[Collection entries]
◇ ◇ ◇

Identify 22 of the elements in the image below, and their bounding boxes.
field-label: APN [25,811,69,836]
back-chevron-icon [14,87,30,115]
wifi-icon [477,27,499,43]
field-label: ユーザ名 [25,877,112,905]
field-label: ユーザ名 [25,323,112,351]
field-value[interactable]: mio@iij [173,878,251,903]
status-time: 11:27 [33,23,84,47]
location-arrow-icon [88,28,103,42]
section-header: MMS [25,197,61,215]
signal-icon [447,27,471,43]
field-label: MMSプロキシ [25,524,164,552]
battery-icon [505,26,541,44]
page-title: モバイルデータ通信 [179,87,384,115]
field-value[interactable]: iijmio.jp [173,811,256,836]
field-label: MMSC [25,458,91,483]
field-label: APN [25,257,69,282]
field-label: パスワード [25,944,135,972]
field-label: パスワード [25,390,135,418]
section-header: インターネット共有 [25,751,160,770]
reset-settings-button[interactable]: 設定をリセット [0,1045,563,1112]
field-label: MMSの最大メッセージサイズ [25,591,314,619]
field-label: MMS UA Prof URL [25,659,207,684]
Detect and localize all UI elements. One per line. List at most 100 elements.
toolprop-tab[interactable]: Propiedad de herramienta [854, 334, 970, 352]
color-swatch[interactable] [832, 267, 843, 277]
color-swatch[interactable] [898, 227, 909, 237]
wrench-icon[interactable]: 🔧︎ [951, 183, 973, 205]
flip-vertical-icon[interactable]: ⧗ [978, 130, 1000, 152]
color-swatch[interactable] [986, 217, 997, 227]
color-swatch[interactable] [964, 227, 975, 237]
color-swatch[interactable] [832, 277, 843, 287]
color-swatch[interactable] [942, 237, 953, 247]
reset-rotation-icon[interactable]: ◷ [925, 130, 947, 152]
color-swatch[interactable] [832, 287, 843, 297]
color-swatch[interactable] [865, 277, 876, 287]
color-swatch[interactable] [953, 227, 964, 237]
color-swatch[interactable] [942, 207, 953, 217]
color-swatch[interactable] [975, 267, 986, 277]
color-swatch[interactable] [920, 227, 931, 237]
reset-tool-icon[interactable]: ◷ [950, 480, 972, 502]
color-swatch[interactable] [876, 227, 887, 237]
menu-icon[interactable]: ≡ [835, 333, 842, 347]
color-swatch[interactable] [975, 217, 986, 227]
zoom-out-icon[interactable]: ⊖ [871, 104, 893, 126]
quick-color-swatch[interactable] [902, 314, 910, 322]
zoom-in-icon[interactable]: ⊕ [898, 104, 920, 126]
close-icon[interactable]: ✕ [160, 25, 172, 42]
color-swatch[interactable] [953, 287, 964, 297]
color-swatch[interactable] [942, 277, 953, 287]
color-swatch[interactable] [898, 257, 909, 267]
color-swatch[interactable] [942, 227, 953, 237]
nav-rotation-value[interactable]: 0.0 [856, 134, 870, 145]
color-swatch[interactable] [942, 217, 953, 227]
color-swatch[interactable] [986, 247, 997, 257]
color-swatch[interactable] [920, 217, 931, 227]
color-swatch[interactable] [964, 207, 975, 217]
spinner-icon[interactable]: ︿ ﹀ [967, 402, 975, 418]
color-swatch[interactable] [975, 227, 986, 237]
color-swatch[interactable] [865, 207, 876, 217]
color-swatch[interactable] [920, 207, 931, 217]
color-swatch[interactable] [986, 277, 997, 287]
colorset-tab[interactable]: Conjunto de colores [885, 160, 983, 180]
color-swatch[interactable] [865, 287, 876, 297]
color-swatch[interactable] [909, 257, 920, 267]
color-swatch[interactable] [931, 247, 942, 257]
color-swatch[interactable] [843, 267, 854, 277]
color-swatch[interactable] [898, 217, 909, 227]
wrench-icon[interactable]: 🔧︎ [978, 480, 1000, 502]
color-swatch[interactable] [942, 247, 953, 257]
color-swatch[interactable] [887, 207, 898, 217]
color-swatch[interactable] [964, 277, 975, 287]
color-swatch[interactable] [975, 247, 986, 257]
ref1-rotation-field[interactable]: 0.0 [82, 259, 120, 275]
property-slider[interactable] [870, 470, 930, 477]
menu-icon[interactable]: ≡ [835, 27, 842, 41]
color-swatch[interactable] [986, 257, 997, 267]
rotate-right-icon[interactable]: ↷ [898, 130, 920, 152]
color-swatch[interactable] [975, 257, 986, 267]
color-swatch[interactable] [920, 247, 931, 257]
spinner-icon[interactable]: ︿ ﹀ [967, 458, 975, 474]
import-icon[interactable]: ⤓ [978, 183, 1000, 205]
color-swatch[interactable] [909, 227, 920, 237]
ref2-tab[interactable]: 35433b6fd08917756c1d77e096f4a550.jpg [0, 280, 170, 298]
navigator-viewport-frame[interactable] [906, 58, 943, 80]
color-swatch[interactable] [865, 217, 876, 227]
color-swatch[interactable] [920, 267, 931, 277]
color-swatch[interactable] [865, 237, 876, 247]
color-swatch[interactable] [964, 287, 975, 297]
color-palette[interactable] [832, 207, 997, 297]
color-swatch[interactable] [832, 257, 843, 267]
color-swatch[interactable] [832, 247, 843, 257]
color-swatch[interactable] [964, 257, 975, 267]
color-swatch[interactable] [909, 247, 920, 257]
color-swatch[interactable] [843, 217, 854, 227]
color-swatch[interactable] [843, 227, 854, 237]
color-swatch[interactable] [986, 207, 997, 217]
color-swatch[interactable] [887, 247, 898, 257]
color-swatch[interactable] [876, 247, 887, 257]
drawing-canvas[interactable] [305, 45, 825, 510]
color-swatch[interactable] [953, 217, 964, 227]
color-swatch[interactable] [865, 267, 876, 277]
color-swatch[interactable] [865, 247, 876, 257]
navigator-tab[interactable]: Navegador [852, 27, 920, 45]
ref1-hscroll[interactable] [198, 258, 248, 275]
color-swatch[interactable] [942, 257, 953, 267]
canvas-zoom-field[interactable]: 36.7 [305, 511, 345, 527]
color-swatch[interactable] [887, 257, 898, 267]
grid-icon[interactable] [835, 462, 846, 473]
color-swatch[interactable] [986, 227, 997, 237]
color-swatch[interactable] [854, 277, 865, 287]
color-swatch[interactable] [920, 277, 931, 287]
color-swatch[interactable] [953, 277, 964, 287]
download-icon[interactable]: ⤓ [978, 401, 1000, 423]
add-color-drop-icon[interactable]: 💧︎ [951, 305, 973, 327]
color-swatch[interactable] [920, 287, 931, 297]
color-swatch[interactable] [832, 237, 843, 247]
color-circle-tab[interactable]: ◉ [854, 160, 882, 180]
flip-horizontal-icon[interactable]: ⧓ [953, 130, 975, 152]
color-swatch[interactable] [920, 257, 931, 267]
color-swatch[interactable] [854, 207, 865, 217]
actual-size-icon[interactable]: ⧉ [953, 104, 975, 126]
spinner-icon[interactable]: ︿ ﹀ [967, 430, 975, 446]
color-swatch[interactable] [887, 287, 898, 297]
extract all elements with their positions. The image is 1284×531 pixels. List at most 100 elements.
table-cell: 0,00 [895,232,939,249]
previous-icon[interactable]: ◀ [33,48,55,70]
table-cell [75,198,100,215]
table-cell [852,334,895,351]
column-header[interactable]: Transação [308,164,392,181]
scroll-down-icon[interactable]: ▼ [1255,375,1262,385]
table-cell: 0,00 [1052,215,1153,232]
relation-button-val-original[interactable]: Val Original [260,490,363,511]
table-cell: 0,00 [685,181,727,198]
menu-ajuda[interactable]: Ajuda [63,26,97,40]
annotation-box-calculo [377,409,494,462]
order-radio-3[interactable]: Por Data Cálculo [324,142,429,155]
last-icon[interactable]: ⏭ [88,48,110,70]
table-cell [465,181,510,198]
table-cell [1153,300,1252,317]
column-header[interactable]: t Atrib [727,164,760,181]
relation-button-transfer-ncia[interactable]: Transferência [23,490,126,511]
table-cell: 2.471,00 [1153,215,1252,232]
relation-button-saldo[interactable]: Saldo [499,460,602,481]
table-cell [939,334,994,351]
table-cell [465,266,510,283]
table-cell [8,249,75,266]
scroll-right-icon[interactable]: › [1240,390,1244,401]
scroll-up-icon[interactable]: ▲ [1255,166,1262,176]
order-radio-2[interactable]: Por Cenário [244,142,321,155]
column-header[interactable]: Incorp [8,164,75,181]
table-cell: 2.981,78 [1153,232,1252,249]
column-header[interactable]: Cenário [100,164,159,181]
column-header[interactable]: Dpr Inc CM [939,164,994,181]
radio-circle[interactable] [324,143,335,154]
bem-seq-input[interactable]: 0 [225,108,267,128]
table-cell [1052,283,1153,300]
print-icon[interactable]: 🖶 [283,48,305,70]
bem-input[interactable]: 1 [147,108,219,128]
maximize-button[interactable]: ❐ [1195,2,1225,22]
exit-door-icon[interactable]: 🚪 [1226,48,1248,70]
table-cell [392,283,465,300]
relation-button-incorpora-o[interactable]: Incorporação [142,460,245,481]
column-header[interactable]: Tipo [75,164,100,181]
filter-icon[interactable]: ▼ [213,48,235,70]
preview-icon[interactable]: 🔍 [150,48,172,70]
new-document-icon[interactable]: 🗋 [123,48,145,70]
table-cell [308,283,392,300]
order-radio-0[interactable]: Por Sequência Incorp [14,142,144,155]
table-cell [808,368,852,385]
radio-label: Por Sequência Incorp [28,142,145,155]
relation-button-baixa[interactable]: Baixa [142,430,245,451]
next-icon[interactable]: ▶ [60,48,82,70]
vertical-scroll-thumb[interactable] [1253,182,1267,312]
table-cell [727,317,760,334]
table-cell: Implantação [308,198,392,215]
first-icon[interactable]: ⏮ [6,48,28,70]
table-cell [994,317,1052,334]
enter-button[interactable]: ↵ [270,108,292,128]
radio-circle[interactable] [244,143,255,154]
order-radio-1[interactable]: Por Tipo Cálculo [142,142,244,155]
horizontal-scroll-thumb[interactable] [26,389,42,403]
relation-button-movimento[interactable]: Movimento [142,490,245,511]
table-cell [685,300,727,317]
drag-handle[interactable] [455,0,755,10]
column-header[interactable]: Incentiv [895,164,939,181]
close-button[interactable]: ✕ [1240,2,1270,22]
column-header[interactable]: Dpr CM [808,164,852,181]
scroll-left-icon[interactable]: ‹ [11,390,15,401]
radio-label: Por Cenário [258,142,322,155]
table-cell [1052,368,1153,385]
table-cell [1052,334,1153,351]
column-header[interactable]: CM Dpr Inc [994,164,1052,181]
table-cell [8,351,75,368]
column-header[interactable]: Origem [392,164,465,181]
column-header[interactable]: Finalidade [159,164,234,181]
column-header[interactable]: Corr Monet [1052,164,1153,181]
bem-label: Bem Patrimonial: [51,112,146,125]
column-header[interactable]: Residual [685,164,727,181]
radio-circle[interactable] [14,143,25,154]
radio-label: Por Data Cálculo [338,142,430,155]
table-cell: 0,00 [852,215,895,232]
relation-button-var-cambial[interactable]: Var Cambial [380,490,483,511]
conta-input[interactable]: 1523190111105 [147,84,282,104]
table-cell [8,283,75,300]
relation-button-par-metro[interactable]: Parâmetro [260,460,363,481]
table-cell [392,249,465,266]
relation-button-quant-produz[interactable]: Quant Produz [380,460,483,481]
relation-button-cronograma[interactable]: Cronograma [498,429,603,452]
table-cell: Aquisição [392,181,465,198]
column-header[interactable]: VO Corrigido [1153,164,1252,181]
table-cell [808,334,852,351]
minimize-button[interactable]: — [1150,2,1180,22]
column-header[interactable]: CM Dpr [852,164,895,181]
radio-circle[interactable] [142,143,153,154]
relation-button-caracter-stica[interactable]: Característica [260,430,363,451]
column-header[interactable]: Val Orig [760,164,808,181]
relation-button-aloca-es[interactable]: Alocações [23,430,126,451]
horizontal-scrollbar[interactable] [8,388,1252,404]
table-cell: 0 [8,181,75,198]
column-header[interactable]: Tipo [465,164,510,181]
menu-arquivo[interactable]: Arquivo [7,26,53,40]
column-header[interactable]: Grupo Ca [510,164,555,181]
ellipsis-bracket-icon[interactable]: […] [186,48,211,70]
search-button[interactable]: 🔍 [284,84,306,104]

◇ ◇ ◇

> [Exercise description]
Change every "field-label" to "form-label" in the entries from the first line through the line containing "color-swatch[interactable] [942, 237, 953, 247]", and leave everything else as it is.

> [Task solution]
Identify 22 of the elements in the image below, and their bounding boxes.
form-label: APN [25,811,69,836]
back-chevron-icon [14,87,30,115]
wifi-icon [477,27,499,43]
form-label: ユーザ名 [25,877,112,905]
form-label: ユーザ名 [25,323,112,351]
field-value[interactable]: mio@iij [173,878,251,903]
status-time: 11:27 [33,23,84,47]
location-arrow-icon [88,28,103,42]
section-header: MMS [25,197,61,215]
signal-icon [447,27,471,43]
form-label: MMSプロキシ [25,524,164,552]
battery-icon [505,26,541,44]
page-title: モバイルデータ通信 [179,87,384,115]
field-value[interactable]: iijmio.jp [173,811,256,836]
form-label: MMSC [25,458,91,483]
form-label: APN [25,257,69,282]
form-label: パスワード [25,944,135,972]
form-label: パスワード [25,390,135,418]
section-header: インターネット共有 [25,751,160,770]
reset-settings-button[interactable]: 設定をリセット [0,1045,563,1112]
form-label: MMSの最大メッセージサイズ [25,591,314,619]
form-label: MMS UA Prof URL [25,659,207,684]
Detect and localize all UI elements. One per line. List at most 100 elements.
toolprop-tab[interactable]: Propiedad de herramienta [854, 334, 970, 352]
color-swatch[interactable] [832, 267, 843, 277]
color-swatch[interactable] [898, 227, 909, 237]
wrench-icon[interactable]: 🔧︎ [951, 183, 973, 205]
flip-vertical-icon[interactable]: ⧗ [978, 130, 1000, 152]
color-swatch[interactable] [986, 217, 997, 227]
color-swatch[interactable] [964, 227, 975, 237]
color-swatch[interactable] [832, 277, 843, 287]
color-swatch[interactable] [942, 237, 953, 247]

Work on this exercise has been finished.